EXERCISE OBJECTIVE> Make an exact copy of the entries below.

EXCERPTED RECORDS>
▼
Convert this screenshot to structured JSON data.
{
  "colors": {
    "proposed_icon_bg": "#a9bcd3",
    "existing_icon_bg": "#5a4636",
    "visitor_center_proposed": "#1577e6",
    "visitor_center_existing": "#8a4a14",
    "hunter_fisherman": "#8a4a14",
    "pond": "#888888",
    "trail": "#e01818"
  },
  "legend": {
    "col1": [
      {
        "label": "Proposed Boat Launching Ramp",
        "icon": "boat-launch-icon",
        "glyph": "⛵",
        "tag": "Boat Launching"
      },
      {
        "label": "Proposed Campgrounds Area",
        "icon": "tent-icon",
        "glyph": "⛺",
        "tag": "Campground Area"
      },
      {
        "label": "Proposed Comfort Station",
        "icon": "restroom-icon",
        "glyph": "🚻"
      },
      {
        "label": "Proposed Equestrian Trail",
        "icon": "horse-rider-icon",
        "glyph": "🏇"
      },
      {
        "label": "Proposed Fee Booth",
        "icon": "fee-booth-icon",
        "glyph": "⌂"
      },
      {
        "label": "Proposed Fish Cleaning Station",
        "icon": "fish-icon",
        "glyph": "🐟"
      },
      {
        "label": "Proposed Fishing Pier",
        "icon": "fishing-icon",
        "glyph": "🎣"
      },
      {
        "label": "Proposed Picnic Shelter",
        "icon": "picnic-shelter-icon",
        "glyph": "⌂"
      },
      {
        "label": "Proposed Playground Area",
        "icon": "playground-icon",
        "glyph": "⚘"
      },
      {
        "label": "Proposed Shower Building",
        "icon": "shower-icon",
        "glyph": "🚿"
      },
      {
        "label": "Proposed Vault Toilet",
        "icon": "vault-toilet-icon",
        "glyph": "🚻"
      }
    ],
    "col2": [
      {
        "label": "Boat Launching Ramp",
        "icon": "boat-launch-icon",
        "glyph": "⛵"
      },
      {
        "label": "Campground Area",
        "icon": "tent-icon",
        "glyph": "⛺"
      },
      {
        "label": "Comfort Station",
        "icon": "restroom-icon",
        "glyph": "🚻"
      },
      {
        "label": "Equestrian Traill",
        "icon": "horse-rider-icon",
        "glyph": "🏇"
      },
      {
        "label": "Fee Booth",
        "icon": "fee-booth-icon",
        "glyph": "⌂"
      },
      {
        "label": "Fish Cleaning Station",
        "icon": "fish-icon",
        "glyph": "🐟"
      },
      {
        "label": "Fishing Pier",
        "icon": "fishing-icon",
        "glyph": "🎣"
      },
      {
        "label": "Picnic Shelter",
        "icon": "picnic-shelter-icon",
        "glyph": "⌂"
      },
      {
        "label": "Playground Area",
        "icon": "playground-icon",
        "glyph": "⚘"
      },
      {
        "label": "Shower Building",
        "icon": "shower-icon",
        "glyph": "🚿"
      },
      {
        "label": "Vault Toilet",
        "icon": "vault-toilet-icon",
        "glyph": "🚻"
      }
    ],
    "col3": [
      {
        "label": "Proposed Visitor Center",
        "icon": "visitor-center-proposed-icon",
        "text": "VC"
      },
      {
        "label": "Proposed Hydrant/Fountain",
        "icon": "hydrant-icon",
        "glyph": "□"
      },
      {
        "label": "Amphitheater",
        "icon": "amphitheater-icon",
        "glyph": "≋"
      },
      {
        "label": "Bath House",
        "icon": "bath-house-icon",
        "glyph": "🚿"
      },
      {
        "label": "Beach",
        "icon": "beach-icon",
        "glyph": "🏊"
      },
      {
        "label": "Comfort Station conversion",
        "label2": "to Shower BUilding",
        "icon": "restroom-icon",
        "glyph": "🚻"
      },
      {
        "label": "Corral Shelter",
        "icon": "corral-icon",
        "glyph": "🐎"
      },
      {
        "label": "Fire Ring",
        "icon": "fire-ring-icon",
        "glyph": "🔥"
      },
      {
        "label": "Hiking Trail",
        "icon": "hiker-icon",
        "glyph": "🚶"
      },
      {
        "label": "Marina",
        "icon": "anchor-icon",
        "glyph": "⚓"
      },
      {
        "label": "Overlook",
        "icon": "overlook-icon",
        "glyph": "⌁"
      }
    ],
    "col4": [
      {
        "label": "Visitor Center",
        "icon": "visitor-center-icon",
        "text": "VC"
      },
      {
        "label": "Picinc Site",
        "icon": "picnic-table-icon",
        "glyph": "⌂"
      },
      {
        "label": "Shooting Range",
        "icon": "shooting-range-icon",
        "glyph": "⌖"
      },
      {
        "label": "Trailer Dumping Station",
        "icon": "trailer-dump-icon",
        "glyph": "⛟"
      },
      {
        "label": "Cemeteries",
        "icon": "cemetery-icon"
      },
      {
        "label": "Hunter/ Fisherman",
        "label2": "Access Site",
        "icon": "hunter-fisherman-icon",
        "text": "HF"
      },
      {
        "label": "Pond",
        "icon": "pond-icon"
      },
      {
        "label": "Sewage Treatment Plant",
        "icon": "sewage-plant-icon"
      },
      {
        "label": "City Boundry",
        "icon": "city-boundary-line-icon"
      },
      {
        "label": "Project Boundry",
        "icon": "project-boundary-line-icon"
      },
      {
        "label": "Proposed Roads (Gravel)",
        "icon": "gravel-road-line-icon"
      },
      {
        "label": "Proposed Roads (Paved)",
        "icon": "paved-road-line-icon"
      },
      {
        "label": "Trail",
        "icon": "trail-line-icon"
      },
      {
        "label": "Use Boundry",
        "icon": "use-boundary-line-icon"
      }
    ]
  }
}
▲
ANSWER TO THE EXERCISE>
Convert this screenshot to structured JSON data.
{
  "colors": {
    "proposed_icon_bg": "#a9bcd3",
    "existing_icon_bg": "#5a4636",
    "visitor_center_proposed": "#1577e6",
    "visitor_center_existing": "#8a4a14",
    "hunter_fisherman": "#8a4a14",
    "pond": "#888888",
    "trail": "#e01818"
  },
  "legend": {
    "col1": [
      {
        "label": "Proposed Boat Launching Ramp",
        "icon": "boat-launch-icon",
        "glyph": "⛵",
        "tag": "Boat Launching"
      },
      {
        "label": "Proposed Campgrounds Area",
        "icon": "tent-icon",
        "glyph": "⛺",
        "tag": "Campground Area"
      },
      {
        "label": "Proposed Comfort Station",
        "icon": "restroom-icon",
        "glyph": "🚻"
      },
      {
        "label": "Proposed Equestrian Trail",
        "icon": "horse-rider-icon",
        "glyph": "🏇"
      },
      {
        "label": "Proposed Fee Booth",
        "icon": "fee-booth-icon",
        "glyph": "⌂"
      },
      {
        "label": "Proposed Fish Cleaning Station",
        "icon": "fish-icon",
        "glyph": "🐟"
      },
      {
        "label": "Proposed Fishing Pier",
        "icon": "fishing-icon",
        "glyph": "🎣"
      },
      {
        "label": "Proposed Picnic Shelter",
        "icon": "picnic-shelter-icon",
        "glyph": "⌂"
      },
      {
        "label": "Proposed Playground Area",
        "icon": "playground-icon",
        "glyph": "⚘"
      },
      {
        "label": "Proposed Shower Building",
        "icon": "shower-icon",
        "glyph": "🚿"
      },
      {
        "label": "Proposed Vault Toilet",
        "icon": "vault-toilet-icon",
        "glyph": "🚻"
      }
    ],
    "col2": [
      {
        "label": "Boat Launching Ramp",
        "icon": "boat-launch-icon",
        "glyph": "⛵"
      },
      {
        "label": "Campground Area",
        "icon": "tent-icon",
        "glyph": "⛺"
      },
      {
        "label": "Comfort Station",
        "icon": "restroom-icon",
        "glyph": "🚻"
      },
      {
        "label": "Equestrian Traill",
        "icon": "horse-rider-icon",
        "glyph": "🏇"
      },
      {
        "label": "Fee Booth",
        "icon": "fee-booth-icon",
        "glyph": "⌂"
      },
      {
        "label": "Fish Cleaning Station",
        "icon": "fish-icon",
        "glyph": "🐟"
      },
      {
        "label": "Fishing Pier",
        "icon": "fishing-icon",
        "glyph": "🎣"
      },
      {
        "label": "Picnic Shelter",
        "icon": "picnic-shelter-icon",
        "glyph": "⌂"
      },
      {
        "label": "Playground Area",
        "icon": "playground-icon",
        "glyph": "⚘"
      },
      {
        "label": "Shower Building",
        "icon": "shower-icon",
        "glyph": "🚿"
      },
      {
        "label": "Vault Toilet",
        "icon": "vault-toilet-icon",
        "glyph": "🚻"
      }
    ],
    "col3": [
      {
        "label": "Proposed Visitor Center",
        "icon": "visitor-center-proposed-icon",
        "text": "VC"
      },
      {
        "label": "Proposed Hydrant/Fountain",
        "icon": "hydrant-icon",
        "glyph": "□"
      },
      {
        "label": "Amphitheater",
        "icon": "amphitheater-icon",
        "glyph": "≋"
      },
      {
        "label": "Bath House",
        "icon": "bath-house-icon",
        "glyph": "🚿"
      },
      {
        "label": "Beach",
        "icon": "beach-icon",
        "glyph": "🏊"
      },
      {
        "label": "Comfort Station conversion",
        "label2": "to Shower BUilding",
        "icon": "restroom-icon",
        "glyph": "🚻"
      },
      {
        "label": "Corral Shelter",
        "icon": "corral-icon",
        "glyph": "🐎"
      },
      {
        "label": "Fire Ring",
        "icon": "fire-ring-icon",
        "glyph": "🔥"
      },
      {
        "label": "Hiking Trail",
        "icon": "hiker-icon",
        "glyph": "🚶"
      },
      {
        "label": "Marina",
        "icon": "anchor-icon",
        "glyph": "⚓"
      },
      {
        "label": "Overlook",
        "icon": "overlook-icon",
        "glyph": "⌁"
      }
    ],
    "col4": [
      {
        "label": "Visitor Center",
        "icon": "visitor-center-icon",
        "text": "VC"
      },
      {
        "label": "Picinc Site",
        "icon": "picnic-table-icon",
        "glyph": "⌂"
      },
      {
        "label": "Shooting Range",
        "icon": "shooting-range-icon",
        "glyph": "⌖"
      },
      {
        "label": "Trailer Dumping Station",
        "icon": "trailer-dump-icon",
        "glyph": "⛟"
      },
      {
        "label": "Cemeteries",
        "icon": "cemetery-icon"
      },
      {
        "label": "Hunter/ Fisherman",
        "label2": "Access Site",
        "icon": "hunter-fisherman-icon",
        "text": "HF"
      },
      {
        "label": "Pond",
        "icon": "pond-icon"
      },
      {
        "label": "Sewage Treatment Plant",
        "icon": "sewage-plant-icon"
      },
      {
        "label": "City Boundry",
        "icon": "city-boundary-line-icon"
      },
      {
        "label": "Project Boundry",
        "icon": "project-boundary-line-icon"
      },
      {
        "label": "Proposed Roads (Gravel)",
        "icon": "gravel-road-line-icon"
      },
      {
        "label": "Proposed Roads (Paved)",
        "icon": "paved-road-line-icon"
      },
      {
        "label": "Trail",
        "icon": "trail-line-icon"
      },
      {
        "label": "Use Boundry",
        "icon": "use-boundary-line-icon"
      }
    ]
  }
}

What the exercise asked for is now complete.